— Task instructions —
Here are some records; copy every line that holds the word "marker".

— Material —
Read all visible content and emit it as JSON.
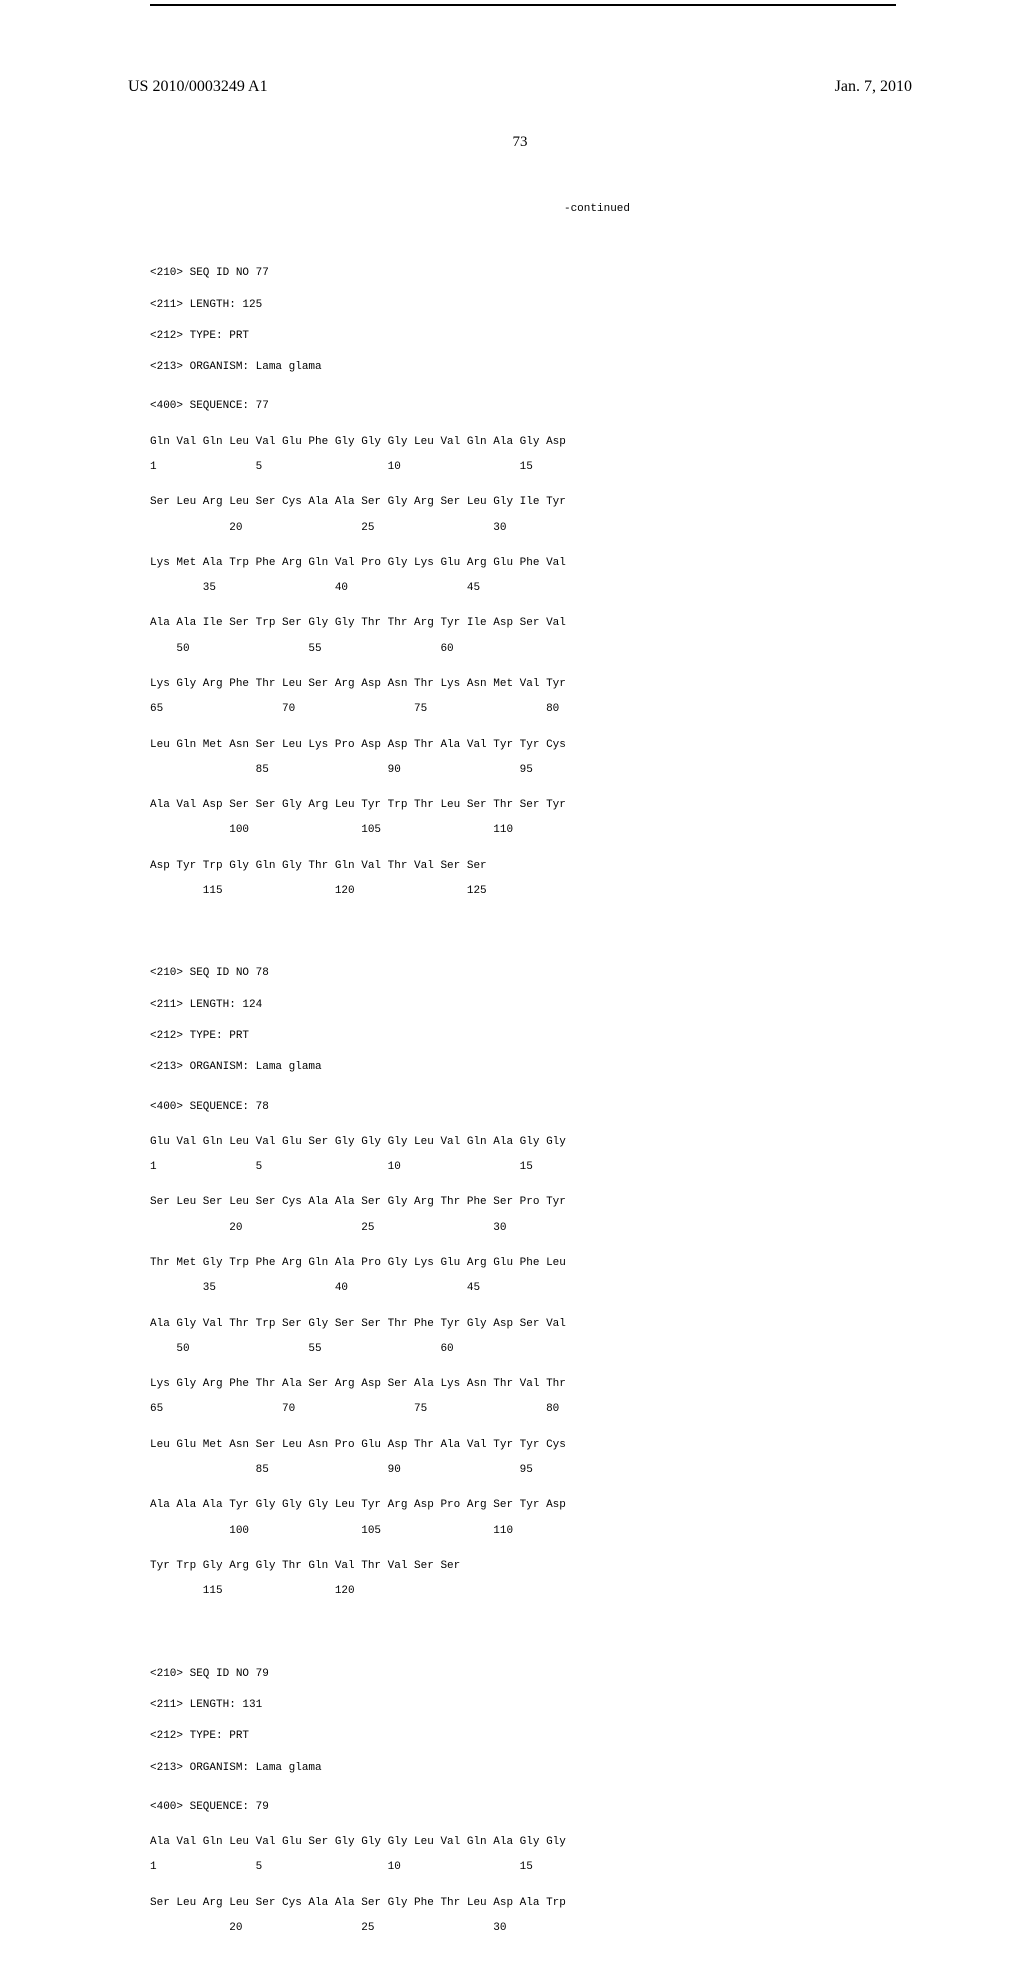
{
  "header": {
    "pub_number": "US 2010/0003249 A1",
    "pub_date": "Jan. 7, 2010",
    "page_number": "73",
    "continued": "-continued"
  },
  "seq77": {
    "headers": [
      "<210> SEQ ID NO 77",
      "<211> LENGTH: 125",
      "<212> TYPE: PRT",
      "<213> ORGANISM: Lama glama"
    ],
    "marker": "<400> SEQUENCE: 77",
    "lines": [
      {
        "res": "Gln Val Gln Leu Val Glu Phe Gly Gly Gly Leu Val Gln Ala Gly Asp",
        "pos": "1               5                   10                  15"
      },
      {
        "res": "Ser Leu Arg Leu Ser Cys Ala Ala Ser Gly Arg Ser Leu Gly Ile Tyr",
        "pos": "            20                  25                  30"
      },
      {
        "res": "Lys Met Ala Trp Phe Arg Gln Val Pro Gly Lys Glu Arg Glu Phe Val",
        "pos": "        35                  40                  45"
      },
      {
        "res": "Ala Ala Ile Ser Trp Ser Gly Gly Thr Thr Arg Tyr Ile Asp Ser Val",
        "pos": "    50                  55                  60"
      },
      {
        "res": "Lys Gly Arg Phe Thr Leu Ser Arg Asp Asn Thr Lys Asn Met Val Tyr",
        "pos": "65                  70                  75                  80"
      },
      {
        "res": "Leu Gln Met Asn Ser Leu Lys Pro Asp Asp Thr Ala Val Tyr Tyr Cys",
        "pos": "                85                  90                  95"
      },
      {
        "res": "Ala Val Asp Ser Ser Gly Arg Leu Tyr Trp Thr Leu Ser Thr Ser Tyr",
        "pos": "            100                 105                 110"
      },
      {
        "res": "Asp Tyr Trp Gly Gln Gly Thr Gln Val Thr Val Ser Ser",
        "pos": "        115                 120                 125"
      }
    ]
  },
  "seq78": {
    "headers": [
      "<210> SEQ ID NO 78",
      "<211> LENGTH: 124",
      "<212> TYPE: PRT",
      "<213> ORGANISM: Lama glama"
    ],
    "marker": "<400> SEQUENCE: 78",
    "lines": [
      {
        "res": "Glu Val Gln Leu Val Glu Ser Gly Gly Gly Leu Val Gln Ala Gly Gly",
        "pos": "1               5                   10                  15"
      },
      {
        "res": "Ser Leu Ser Leu Ser Cys Ala Ala Ser Gly Arg Thr Phe Ser Pro Tyr",
        "pos": "            20                  25                  30"
      },
      {
        "res": "Thr Met Gly Trp Phe Arg Gln Ala Pro Gly Lys Glu Arg Glu Phe Leu",
        "pos": "        35                  40                  45"
      },
      {
        "res": "Ala Gly Val Thr Trp Ser Gly Ser Ser Thr Phe Tyr Gly Asp Ser Val",
        "pos": "    50                  55                  60"
      },
      {
        "res": "Lys Gly Arg Phe Thr Ala Ser Arg Asp Ser Ala Lys Asn Thr Val Thr",
        "pos": "65                  70                  75                  80"
      },
      {
        "res": "Leu Glu Met Asn Ser Leu Asn Pro Glu Asp Thr Ala Val Tyr Tyr Cys",
        "pos": "                85                  90                  95"
      },
      {
        "res": "Ala Ala Ala Tyr Gly Gly Gly Leu Tyr Arg Asp Pro Arg Ser Tyr Asp",
        "pos": "            100                 105                 110"
      },
      {
        "res": "Tyr Trp Gly Arg Gly Thr Gln Val Thr Val Ser Ser",
        "pos": "        115                 120"
      }
    ]
  },
  "seq79": {
    "headers": [
      "<210> SEQ ID NO 79",
      "<211> LENGTH: 131",
      "<212> TYPE: PRT",
      "<213> ORGANISM: Lama glama"
    ],
    "marker": "<400> SEQUENCE: 79",
    "lines": [
      {
        "res": "Ala Val Gln Leu Val Glu Ser Gly Gly Gly Leu Val Gln Ala Gly Gly",
        "pos": "1               5                   10                  15"
      },
      {
        "res": "Ser Leu Arg Leu Ser Cys Ala Ala Ser Gly Phe Thr Leu Asp Ala Trp",
        "pos": "            20                  25                  30"
      }
    ]
  }
}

— Full response —
    "marker": "<400> SEQUENCE: 77",
    "marker": "<400> SEQUENCE: 78",
    "marker": "<400> SEQUENCE: 79",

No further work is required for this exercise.